All of the records listed below should be retyped exactly.

[BEGIN INPUT RECORDS]

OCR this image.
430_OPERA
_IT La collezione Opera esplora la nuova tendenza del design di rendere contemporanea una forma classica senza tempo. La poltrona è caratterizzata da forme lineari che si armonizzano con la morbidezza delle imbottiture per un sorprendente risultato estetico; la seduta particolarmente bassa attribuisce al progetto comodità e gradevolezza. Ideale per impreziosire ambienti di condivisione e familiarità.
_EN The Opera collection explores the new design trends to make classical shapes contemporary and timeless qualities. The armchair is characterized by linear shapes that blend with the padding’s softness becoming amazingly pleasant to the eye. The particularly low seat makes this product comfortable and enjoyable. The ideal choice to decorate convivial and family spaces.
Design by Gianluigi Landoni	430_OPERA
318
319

[END INPUT RECORDS]

▶ **RESULT FOR THIS EXERCISE**
OCR this image.
430_OPERA
_IT La collezione Opera esplora la nuova tendenza del design di rendere contemporanea una forma classica senza tempo. La poltrona è caratterizzata da forme lineari che si armonizzano con la morbidezza delle imbottiture per un sorprendente risultato estetico; la seduta particolarmente bassa attribuisce al progetto comodità e gradevolezza. Ideale per impreziosire ambienti di condivisione e familiarità.
_EN The Opera collection explores the new design trends to make classical shapes contemporary and timeless qualities. The armchair is characterized by linear shapes that blend with the padding’s softness becoming amazingly pleasant to the eye. The particularly low seat makes this product comfortable and enjoyable. The ideal choice to decorate convivial and family spaces.
Design by Gianluigi Landoni	430_OPERA
318
319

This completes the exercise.